DIRECTIVE
The listing below should be written out exactly; please include all of it.

▼

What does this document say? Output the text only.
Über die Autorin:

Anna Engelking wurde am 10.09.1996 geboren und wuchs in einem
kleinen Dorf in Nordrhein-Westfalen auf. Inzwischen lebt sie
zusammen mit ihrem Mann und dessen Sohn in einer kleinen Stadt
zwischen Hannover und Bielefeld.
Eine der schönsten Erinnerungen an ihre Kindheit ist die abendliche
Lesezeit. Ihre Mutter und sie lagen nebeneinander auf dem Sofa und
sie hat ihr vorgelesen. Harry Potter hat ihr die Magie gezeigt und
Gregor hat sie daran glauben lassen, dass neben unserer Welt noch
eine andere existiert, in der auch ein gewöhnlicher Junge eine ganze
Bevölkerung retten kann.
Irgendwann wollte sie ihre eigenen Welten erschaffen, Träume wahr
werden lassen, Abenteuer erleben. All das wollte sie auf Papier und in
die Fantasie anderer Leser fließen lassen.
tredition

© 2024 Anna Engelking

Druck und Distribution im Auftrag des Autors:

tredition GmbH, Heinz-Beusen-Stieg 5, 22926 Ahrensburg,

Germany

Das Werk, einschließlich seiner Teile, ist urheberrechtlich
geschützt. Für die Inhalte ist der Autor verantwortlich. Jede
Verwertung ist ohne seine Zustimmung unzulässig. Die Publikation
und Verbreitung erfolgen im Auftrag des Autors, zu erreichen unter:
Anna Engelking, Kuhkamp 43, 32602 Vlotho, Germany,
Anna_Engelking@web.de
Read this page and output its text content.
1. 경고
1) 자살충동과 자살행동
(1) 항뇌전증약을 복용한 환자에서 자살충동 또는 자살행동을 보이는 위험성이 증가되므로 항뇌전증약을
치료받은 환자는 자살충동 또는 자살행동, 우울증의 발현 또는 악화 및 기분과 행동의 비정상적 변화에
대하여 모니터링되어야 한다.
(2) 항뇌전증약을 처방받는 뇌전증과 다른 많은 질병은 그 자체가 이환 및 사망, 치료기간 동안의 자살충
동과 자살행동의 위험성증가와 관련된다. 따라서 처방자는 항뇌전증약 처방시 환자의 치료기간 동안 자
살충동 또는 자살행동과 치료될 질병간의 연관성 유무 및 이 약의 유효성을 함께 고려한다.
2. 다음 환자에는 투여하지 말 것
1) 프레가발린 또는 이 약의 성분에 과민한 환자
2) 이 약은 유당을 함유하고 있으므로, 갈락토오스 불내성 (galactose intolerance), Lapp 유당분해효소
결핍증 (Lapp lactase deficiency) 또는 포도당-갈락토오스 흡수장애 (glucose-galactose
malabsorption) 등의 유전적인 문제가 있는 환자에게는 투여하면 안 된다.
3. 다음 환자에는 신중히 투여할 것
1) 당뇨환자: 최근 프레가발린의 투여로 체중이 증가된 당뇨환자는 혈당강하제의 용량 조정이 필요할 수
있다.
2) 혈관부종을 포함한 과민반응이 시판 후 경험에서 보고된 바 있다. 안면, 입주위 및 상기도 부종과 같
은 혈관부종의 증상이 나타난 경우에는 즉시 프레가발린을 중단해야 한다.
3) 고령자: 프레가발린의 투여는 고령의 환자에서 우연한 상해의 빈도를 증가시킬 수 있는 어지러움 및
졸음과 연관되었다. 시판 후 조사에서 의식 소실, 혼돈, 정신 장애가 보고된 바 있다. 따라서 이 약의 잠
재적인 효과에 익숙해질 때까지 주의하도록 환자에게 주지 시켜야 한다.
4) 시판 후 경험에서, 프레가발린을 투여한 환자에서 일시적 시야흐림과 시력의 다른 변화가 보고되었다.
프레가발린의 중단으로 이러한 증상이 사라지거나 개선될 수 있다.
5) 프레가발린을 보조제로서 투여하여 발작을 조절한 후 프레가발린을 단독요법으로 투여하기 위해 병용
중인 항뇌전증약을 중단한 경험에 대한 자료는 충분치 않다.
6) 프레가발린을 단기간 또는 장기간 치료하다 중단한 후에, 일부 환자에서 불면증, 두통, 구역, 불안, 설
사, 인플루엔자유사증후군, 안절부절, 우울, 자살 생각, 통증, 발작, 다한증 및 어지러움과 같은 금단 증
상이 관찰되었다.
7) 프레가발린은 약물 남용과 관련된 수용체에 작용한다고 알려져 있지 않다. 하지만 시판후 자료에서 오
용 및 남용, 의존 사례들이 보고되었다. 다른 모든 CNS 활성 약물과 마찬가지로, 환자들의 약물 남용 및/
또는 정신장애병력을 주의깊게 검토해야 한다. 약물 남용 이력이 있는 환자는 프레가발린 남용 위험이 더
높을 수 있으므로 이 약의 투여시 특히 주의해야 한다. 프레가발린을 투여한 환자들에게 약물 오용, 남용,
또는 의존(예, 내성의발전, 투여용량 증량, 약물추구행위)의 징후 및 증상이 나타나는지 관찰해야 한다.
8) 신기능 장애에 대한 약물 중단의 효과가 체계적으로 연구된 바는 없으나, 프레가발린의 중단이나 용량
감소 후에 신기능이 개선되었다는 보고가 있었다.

▲

SOLVED PROBLEM
What does this document say? Output the text only.
Über die Autorin:

Anna Engelking wurde am 10.09.1996 geboren und wuchs in einem
kleinen Dorf in Nordrhein-Westfalen auf. Inzwischen lebt sie
zusammen mit ihrem Mann und dessen Sohn in einer kleinen Stadt
zwischen Hannover und Bielefeld.
Eine der schönsten Erinnerungen an ihre Kindheit ist die abendliche
Lesezeit. Ihre Mutter und sie lagen nebeneinander auf dem Sofa und
sie hat ihr vorgelesen. Harry Potter hat ihr die Magie gezeigt und
Gregor hat sie daran glauben lassen, dass neben unserer Welt noch
eine andere existiert, in der auch ein gewöhnlicher Junge eine ganze
Bevölkerung retten kann.
Irgendwann wollte sie ihre eigenen Welten erschaffen, Träume wahr
werden lassen, Abenteuer erleben. All das wollte sie auf Papier und in
die Fantasie anderer Leser fließen lassen.
tredition

© 2024 Anna Engelking

Druck und Distribution im Auftrag des Autors:

tredition GmbH, Heinz-Beusen-Stieg 5, 22926 Ahrensburg,

Germany

Das Werk, einschließlich seiner Teile, ist urheberrechtlich
geschützt. Für die Inhalte ist der Autor verantwortlich. Jede
Verwertung ist ohne seine Zustimmung unzulässig. Die Publikation
und Verbreitung erfolgen im Auftrag des Autors, zu erreichen unter:
Anna Engelking, Kuhkamp 43, 32602 Vlotho, Germany,
Anna_Engelking@web.de
Read this page and output its text content.
1. 경고
1) 자살충동과 자살행동
(1) 항뇌전증약을 복용한 환자에서 자살충동 또는 자살행동을 보이는 위험성이 증가되므로 항뇌전증약을
치료받은 환자는 자살충동 또는 자살행동, 우울증의 발현 또는 악화 및 기분과 행동의 비정상적 변화에
대하여 모니터링되어야 한다.
(2) 항뇌전증약을 처방받는 뇌전증과 다른 많은 질병은 그 자체가 이환 및 사망, 치료기간 동안의 자살충
동과 자살행동의 위험성증가와 관련된다. 따라서 처방자는 항뇌전증약 처방시 환자의 치료기간 동안 자
살충동 또는 자살행동과 치료될 질병간의 연관성 유무 및 이 약의 유효성을 함께 고려한다.
2. 다음 환자에는 투여하지 말 것
1) 프레가발린 또는 이 약의 성분에 과민한 환자
2) 이 약은 유당을 함유하고 있으므로, 갈락토오스 불내성 (galactose intolerance), Lapp 유당분해효소
결핍증 (Lapp lactase deficiency) 또는 포도당-갈락토오스 흡수장애 (glucose-galactose
malabsorption) 등의 유전적인 문제가 있는 환자에게는 투여하면 안 된다.
3. 다음 환자에는 신중히 투여할 것
1) 당뇨환자: 최근 프레가발린의 투여로 체중이 증가된 당뇨환자는 혈당강하제의 용량 조정이 필요할 수
있다.
2) 혈관부종을 포함한 과민반응이 시판 후 경험에서 보고된 바 있다. 안면, 입주위 및 상기도 부종과 같
은 혈관부종의 증상이 나타난 경우에는 즉시 프레가발린을 중단해야 한다.
3) 고령자: 프레가발린의 투여는 고령의 환자에서 우연한 상해의 빈도를 증가시킬 수 있는 어지러움 및
졸음과 연관되었다. 시판 후 조사에서 의식 소실, 혼돈, 정신 장애가 보고된 바 있다. 따라서 이 약의 잠
재적인 효과에 익숙해질 때까지 주의하도록 환자에게 주지 시켜야 한다.
4) 시판 후 경험에서, 프레가발린을 투여한 환자에서 일시적 시야흐림과 시력의 다른 변화가 보고되었다.
프레가발린의 중단으로 이러한 증상이 사라지거나 개선될 수 있다.
5) 프레가발린을 보조제로서 투여하여 발작을 조절한 후 프레가발린을 단독요법으로 투여하기 위해 병용
중인 항뇌전증약을 중단한 경험에 대한 자료는 충분치 않다.
6) 프레가발린을 단기간 또는 장기간 치료하다 중단한 후에, 일부 환자에서 불면증, 두통, 구역, 불안, 설
사, 인플루엔자유사증후군, 안절부절, 우울, 자살 생각, 통증, 발작, 다한증 및 어지러움과 같은 금단 증
상이 관찰되었다.
7) 프레가발린은 약물 남용과 관련된 수용체에 작용한다고 알려져 있지 않다. 하지만 시판후 자료에서 오
용 및 남용, 의존 사례들이 보고되었다. 다른 모든 CNS 활성 약물과 마찬가지로, 환자들의 약물 남용 및/
또는 정신장애병력을 주의깊게 검토해야 한다. 약물 남용 이력이 있는 환자는 프레가발린 남용 위험이 더
높을 수 있으므로 이 약의 투여시 특히 주의해야 한다. 프레가발린을 투여한 환자들에게 약물 오용, 남용,
또는 의존(예, 내성의발전, 투여용량 증량, 약물추구행위)의 징후 및 증상이 나타나는지 관찰해야 한다.
8) 신기능 장애에 대한 약물 중단의 효과가 체계적으로 연구된 바는 없으나, 프레가발린의 중단이나 용량
감소 후에 신기능이 개선되었다는 보고가 있었다.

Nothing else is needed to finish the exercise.